Отказ от метафизических привычек характерен для "неклассической"
научной рациональности, которая берется учитывать относительность объекта к
средствам, операциям и методам познавательной деятельности; не элиминация, а
экспликация этих средств выступает как условие истинности
знаний141. Конечно, экспликация - не самоцель рациональности, да
она и не гарантирует от скептических выводов. Связь субъективного и
объективного в знании более основательна. Наука, вглядываясь в природу,
видит в ней свою собственную конструкцию! Научное познание включает в себя
программу условий, поддающихся проверке и репродукции, при которых
осуществляется познание его предмета; но эта программа, как и построение
предмета в соответствии с ней, должна раскрывать собственную природу
предмета, а не произвольный замысел исследователя.
Выполнимы ли оба эти требования совместно? На это надеялся А.Эйнштейн,
предлагавший применять к научной теории критерии "внутреннего совершенства"
и "внешнего оправдания", то есть согласованность и эвристичность
математического аппарата, позволяющего не только объяснять экспериментальные
данные, но и направлять эксперимент, увеличивая "эмпирическое содержание"
теоретических конструкций (И.Лакатос). "Критерий внутреннего совершенства,
дополняя критерий внешнего оправдания, превращает теорию относительности в
теорию действительности"142. В основании такой надежды - сам факт
науки и ее огромных успехов. Но для теоретического рассмотрения вопроса "Как
возможно совместное выполнение этих требований?" (вопроса, напоминающего
кантовские проблемы "Критики чистого разума") нужна эпистемология, для
которой объективность знания не есть нечто тождественное "бессубъектности".
В этом - замысел феноменологии Э.Гуссерля. Она может быть понята как
попытка "окончательной рационализации" познавательных возможностей человека
за счет расширения и углубления рационалистического арсенала; она
предполагала снять разграничения, проводимые "классической рациональностью"
между мышлением и созерцанием, дискурсом и интуицией как путями познания
"сущностей"143. Однако, как выяснилось, радикальная реформа
теории познания, замышленная Э.Гуссерлем, оказалась... недостаточно
радикальной!
Возьмем проблему интуитивного познания. Теоретики "классической
рациональности" по-разному относились к интуиции. Б.Спиноза видел в ней
свидетельство причастности мыслящего индивида к мыслящей субстанции, а
К.Поппер выводил ее за пределы эпистемологии, помещая в ряд психологических
характеристик "контекста открытия". Психологи часто рассматривают интуицию
как особый механизм "свертывания" неявных дискурсов в моментальных
"инсайтах". Интуицию причисляют к "творческим способностям Разума",
результаты действия каковых подлежат рассудочной
рационализации144. По известному определению Гуссерля, "всякая
первично данная интуиция (Anschauung) является правомочным источником
познания"145. Энтузиастические последователи Гуссерля постоянно
подчеркивают, что с интуиции начинается путь "от вещи к голове": мысль
"изначально едина с миром", выражая сущность любого из фрагментов
реальности; процесс познания только "извлекает" мысль из этого единства,
отражая ее в дискурсе. Забывая об этом и отождествляя мысль об объекте с
понятием этого объекта (результатом дискурса), мы отторгаем мысль от объекта
и "тщетно бьемся над теоретико-познавательной белибердой субъект-объектного
отношения"146.

Исходные данные:

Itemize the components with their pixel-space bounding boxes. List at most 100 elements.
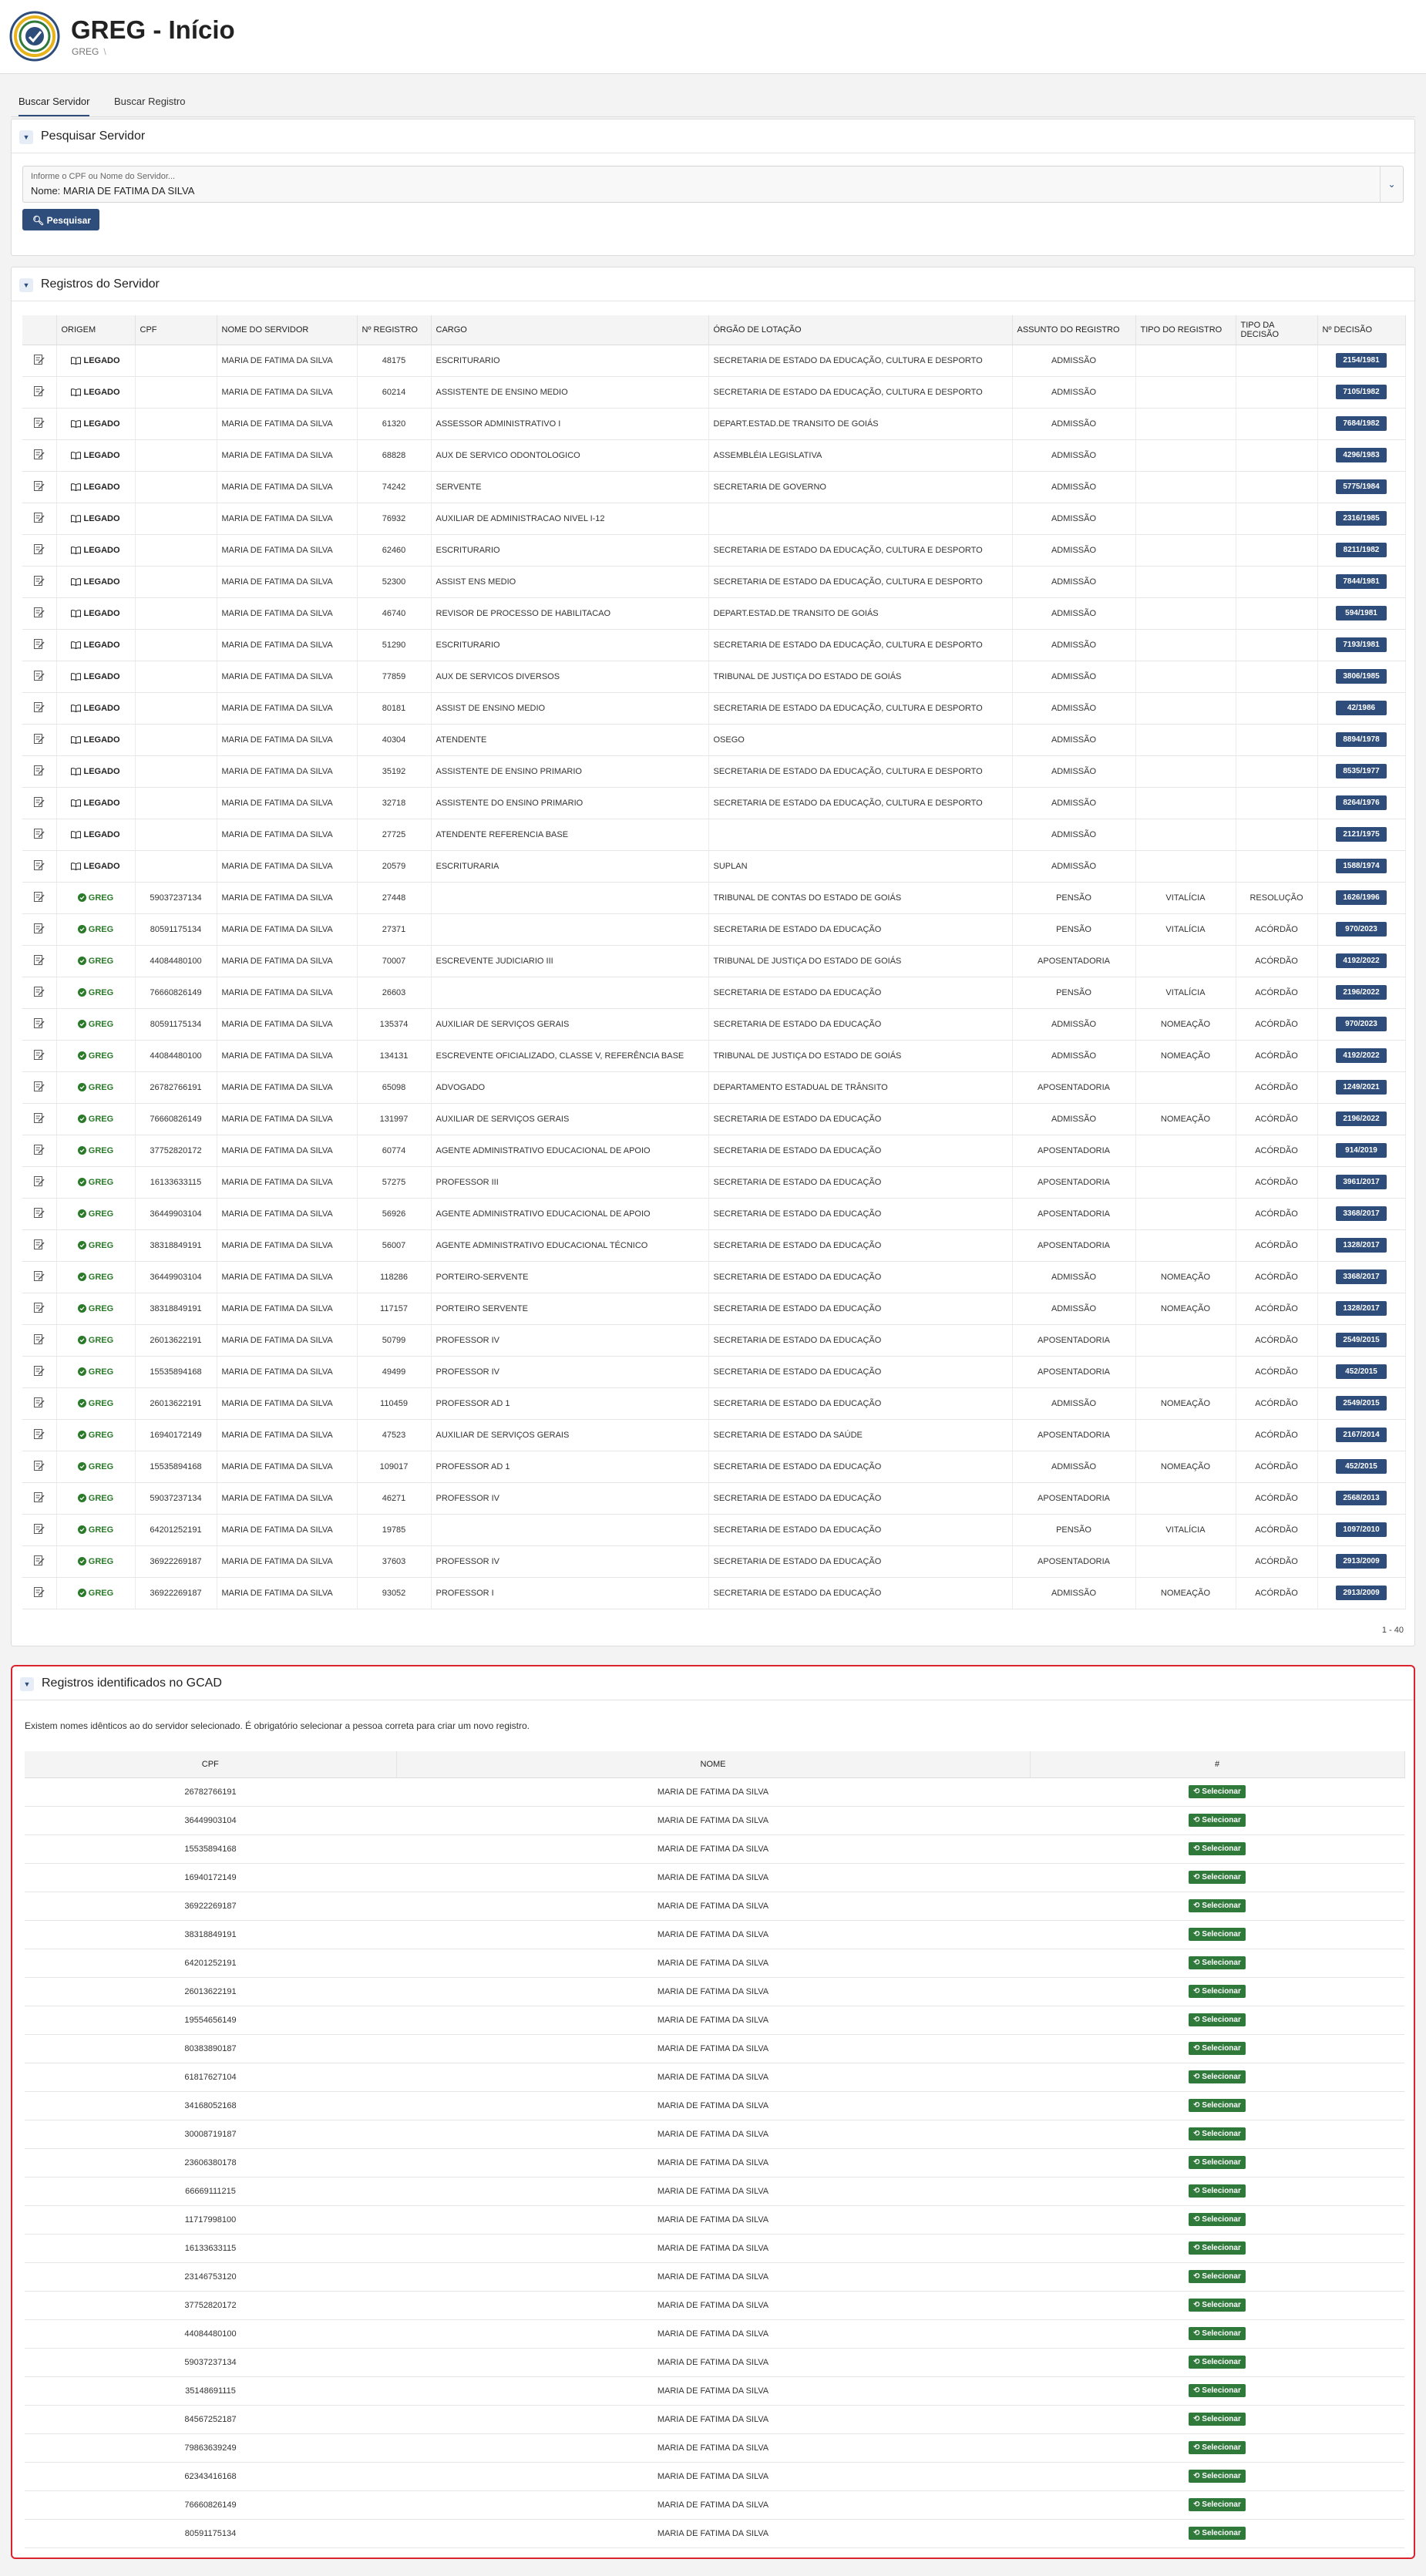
decisao-badge[interactable]: 3368/2017 xyxy=(1336,1206,1387,1221)
col-registro[interactable]: Nº REGISTRO xyxy=(357,315,432,345)
table-row[interactable]: LEGADO MARIA DE FATIMA DA SILVA 74242 SERVE… xyxy=(22,471,1406,503)
table-row[interactable]: GREG 59037237134 MARIA DE FATIMA DA SILVA 2… xyxy=(22,882,1406,914)
table-row[interactable]: GREG 15535894168 MARIA DE FATIMA DA SILVA 1… xyxy=(22,1451,1406,1483)
edit-icon[interactable] xyxy=(33,607,45,617)
edit-icon[interactable] xyxy=(33,417,45,428)
edit-icon[interactable] xyxy=(33,701,45,712)
edit-icon[interactable] xyxy=(33,954,45,965)
decisao-badge[interactable]: 8264/1976 xyxy=(1336,795,1387,810)
decisao-badge[interactable]: 1626/1996 xyxy=(1336,890,1387,905)
edit-icon[interactable] xyxy=(33,1175,45,1186)
decisao-badge[interactable]: 3368/2017 xyxy=(1336,1270,1387,1284)
decisao-badge[interactable]: 1328/2017 xyxy=(1336,1301,1387,1316)
edit-icon[interactable] xyxy=(33,986,45,997)
edit-icon[interactable] xyxy=(33,859,45,870)
breadcrumb-item[interactable]: GREG xyxy=(72,46,99,57)
decisao-badge[interactable]: 1328/2017 xyxy=(1336,1238,1387,1253)
decisao-badge[interactable]: 7105/1982 xyxy=(1336,385,1387,399)
edit-icon[interactable] xyxy=(33,1081,45,1091)
search-button[interactable]: 🔍︎ Pesquisar xyxy=(22,209,99,230)
col-gcad-nome[interactable]: NOME xyxy=(396,1751,1031,1778)
decisao-badge[interactable]: 2196/2022 xyxy=(1336,1111,1387,1126)
select-button[interactable]: ⟲ Selecionar xyxy=(1189,1928,1246,1941)
table-row[interactable]: LEGADO MARIA DE FATIMA DA SILVA 40304 ATEND… xyxy=(22,724,1406,756)
select-button[interactable]: ⟲ Selecionar xyxy=(1189,1899,1246,1912)
decisao-badge[interactable]: 8211/1982 xyxy=(1336,543,1387,557)
tab-buscar-registro[interactable]: Buscar Registro xyxy=(114,96,186,107)
edit-icon[interactable] xyxy=(33,575,45,586)
edit-icon[interactable] xyxy=(33,1586,45,1597)
decisao-badge[interactable]: 2568/2013 xyxy=(1336,1491,1387,1505)
col-tipo-registro[interactable]: TIPO DO REGISTRO xyxy=(1135,315,1236,345)
select-button[interactable]: ⟲ Selecionar xyxy=(1189,1842,1246,1855)
edit-icon[interactable] xyxy=(33,354,45,365)
select-button[interactable]: ⟲ Selecionar xyxy=(1189,2099,1246,2112)
decisao-badge[interactable]: 8535/1977 xyxy=(1336,764,1387,779)
decisao-badge[interactable]: 5775/1984 xyxy=(1336,479,1387,494)
edit-icon[interactable] xyxy=(33,385,45,396)
edit-icon[interactable] xyxy=(33,1523,45,1534)
edit-icon[interactable] xyxy=(33,480,45,491)
edit-icon[interactable] xyxy=(33,1270,45,1281)
decisao-badge[interactable]: 970/2023 xyxy=(1336,922,1387,937)
decisao-badge[interactable]: 914/2019 xyxy=(1336,1143,1387,1158)
table-row[interactable]: LEGADO MARIA DE FATIMA DA SILVA 60214 ASSIS… xyxy=(22,376,1406,409)
table-row[interactable]: GREG 38318849191 MARIA DE FATIMA DA SILVA 1… xyxy=(22,1293,1406,1325)
table-row[interactable]: LEGADO MARIA DE FATIMA DA SILVA 27725 ATEND… xyxy=(22,819,1406,851)
select-button[interactable]: ⟲ Selecionar xyxy=(1189,2299,1246,2312)
table-row[interactable]: LEGADO MARIA DE FATIMA DA SILVA 62460 ESCRI… xyxy=(22,534,1406,567)
edit-icon[interactable] xyxy=(33,828,45,839)
decisao-badge[interactable]: 2154/1981 xyxy=(1336,353,1387,368)
table-row[interactable]: LEGADO MARIA DE FATIMA DA SILVA 35192 ASSIS… xyxy=(22,755,1406,788)
table-row[interactable]: GREG 36922269187 MARIA DE FATIMA DA SILVA 9… xyxy=(22,1577,1406,1609)
edit-icon[interactable] xyxy=(33,923,45,933)
select-button[interactable]: ⟲ Selecionar xyxy=(1189,2213,1246,2226)
edit-icon[interactable] xyxy=(33,1333,45,1344)
decisao-badge[interactable]: 452/2015 xyxy=(1336,1459,1387,1474)
table-row[interactable]: GREG 59037237134 MARIA DE FATIMA DA SILVA 4… xyxy=(22,1482,1406,1515)
col-decisao[interactable]: Nº DECISÃO xyxy=(1317,315,1406,345)
decisao-badge[interactable]: 1097/2010 xyxy=(1336,1522,1387,1537)
decisao-badge[interactable]: 4296/1983 xyxy=(1336,448,1387,462)
table-row[interactable]: GREG 36922269187 MARIA DE FATIMA DA SILVA 3… xyxy=(22,1545,1406,1578)
select-button[interactable]: ⟲ Selecionar xyxy=(1189,2356,1246,2369)
select-button[interactable]: ⟲ Selecionar xyxy=(1189,2327,1246,2340)
decisao-badge[interactable]: 2196/2022 xyxy=(1336,985,1387,1000)
decisao-badge[interactable]: 8894/1978 xyxy=(1336,732,1387,747)
table-row[interactable]: GREG 36449903104 MARIA DE FATIMA DA SILVA 1… xyxy=(22,1261,1406,1293)
table-row[interactable]: GREG 80591175134 MARIA DE FATIMA DA SILVA 2… xyxy=(22,913,1406,946)
edit-icon[interactable] xyxy=(33,1049,45,1060)
col-cpf[interactable]: CPF xyxy=(135,315,217,345)
decisao-badge[interactable]: 2913/2009 xyxy=(1336,1554,1387,1569)
edit-icon[interactable] xyxy=(33,1460,45,1471)
table-row[interactable]: GREG 37752820172 MARIA DE FATIMA DA SILVA 6… xyxy=(22,1135,1406,1167)
edit-icon[interactable] xyxy=(33,765,45,775)
select-button[interactable]: ⟲ Selecionar xyxy=(1189,2042,1246,2055)
table-row[interactable]: GREG 26782766191 MARIA DE FATIMA DA SILVA 6… xyxy=(22,1071,1406,1104)
table-row[interactable]: LEGADO MARIA DE FATIMA DA SILVA 20579 ESCRI… xyxy=(22,850,1406,883)
col-origem[interactable]: ORIGEM xyxy=(56,315,136,345)
select-button[interactable]: ⟲ Selecionar xyxy=(1189,2184,1246,2198)
select-button[interactable]: ⟲ Selecionar xyxy=(1189,2470,1246,2483)
decisao-badge[interactable]: 4192/2022 xyxy=(1336,1048,1387,1063)
select-button[interactable]: ⟲ Selecionar xyxy=(1189,2070,1246,2083)
decisao-badge[interactable]: 7684/1982 xyxy=(1336,416,1387,431)
col-orgao[interactable]: ÓRGÃO DE LOTAÇÃO xyxy=(708,315,1013,345)
decisao-badge[interactable]: 1588/1974 xyxy=(1336,859,1387,873)
decisao-badge[interactable]: 4192/2022 xyxy=(1336,953,1387,968)
edit-icon[interactable] xyxy=(33,1144,45,1155)
decisao-badge[interactable]: 970/2023 xyxy=(1336,1017,1387,1031)
select-button[interactable]: ⟲ Selecionar xyxy=(1189,2498,1246,2511)
select-button[interactable]: ⟲ Selecionar xyxy=(1189,2441,1246,2454)
table-row[interactable]: GREG 15535894168 MARIA DE FATIMA DA SILVA 4… xyxy=(22,1356,1406,1388)
edit-icon[interactable] xyxy=(33,449,45,459)
select-button[interactable]: ⟲ Selecionar xyxy=(1189,2241,1246,2255)
table-row[interactable]: GREG 80591175134 MARIA DE FATIMA DA SILVA 1… xyxy=(22,1008,1406,1041)
table-row[interactable]: GREG 76660826149 MARIA DE FATIMA DA SILVA 2… xyxy=(22,977,1406,1009)
table-row[interactable]: GREG 16940172149 MARIA DE FATIMA DA SILVA 4… xyxy=(22,1419,1406,1451)
search-input[interactable]: Informe o CPF ou Nome do Servidor... Nom… xyxy=(22,166,1404,203)
decisao-badge[interactable]: 1249/2021 xyxy=(1336,1080,1387,1095)
table-row[interactable]: LEGADO MARIA DE FATIMA DA SILVA 52300 ASSIS… xyxy=(22,566,1406,598)
select-button[interactable]: ⟲ Selecionar xyxy=(1189,2384,1246,2397)
decisao-badge[interactable]: 2913/2009 xyxy=(1336,1586,1387,1600)
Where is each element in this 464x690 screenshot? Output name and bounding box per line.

Что сделать:
Продолжите текст о научной рациональности и интуитивном познании, начав сразу после его последнего предложения.

Ответ на задание:
Разумеется, не всякая мысль об объекте есть его понятие и отождествлять
их может только очень наивный теоретик. Научное познание не может состояться
без движения в пространстве дискурса, иначе шарлатан от науки неотличим от
Ньютона. Но если "дискурс" уводит от Anschauung, от "изначального единства"
мысли и мира, от непосредственного совпадения интенциональных актов сознания
с сущностью "вещи" или "объекта", то что остается от этого единства в
понятии? Не ложь ли "мысль извлеченная"? Теория познания, избегающая
проблемы необходимого распада "изначального единства", действительно была бы
сущей белибердой, даже и без субъект-объектного отношения.
"То, что обычно называют фактом, - писал А.Бергсон, - это не реальность
в том виде, в каком она предстала бы перед непосредственной интуицией, но
результат приспособления реального к интересам практики и к требованиям
общественной жизни... Разрушая то, что создали эти потребности, мы
восстановили бы интуицию в ее первозданной чистоте и вновь соприкоснулись бы
с реальностью"147. Выполнимо ли это? Что такое "первозданная
чистота интуиции"? Ни философия, ни психология не имеют ясного или
однозначного ответа148.
В "интуитивистской" гносеологии Н.О.Лосского "изначальное единство
мысли с миром" является онтологическим постулатом. Лосский исходил из
принципа "все имманентно всему" ("имманентизм"), а отношение
"субъект-объект" трактовал как "гносеологическую координацию": "обе стороны,
субъект и предмет внешнего мира, стоят друг против друга в сознании (курсив
мой. - В.П.) как равные по бытию"149. "Гносеологическая
координация", понятно, выводит на первый план интуицию ("чувственную,
интеллектуальную и мистическую"), непосредственную данность объектов
сознанию субъекта. Однако эта "данность" еще не есть истинное знание.
"Интуитивизм, - писал Лосский, - признавая досознательную имманентность
всего всему, в то же время утверждает, что от этой первичной данности до
осознания и опознания всех элементов ее лежит далекий путь и существу с
ограниченными силами, такому, как человек, нет возможности пройти этот путь
до конца: знание человеческое навсегда обречено оставаться только
несовершенною выборкою из бесконечной сложности мира..."150.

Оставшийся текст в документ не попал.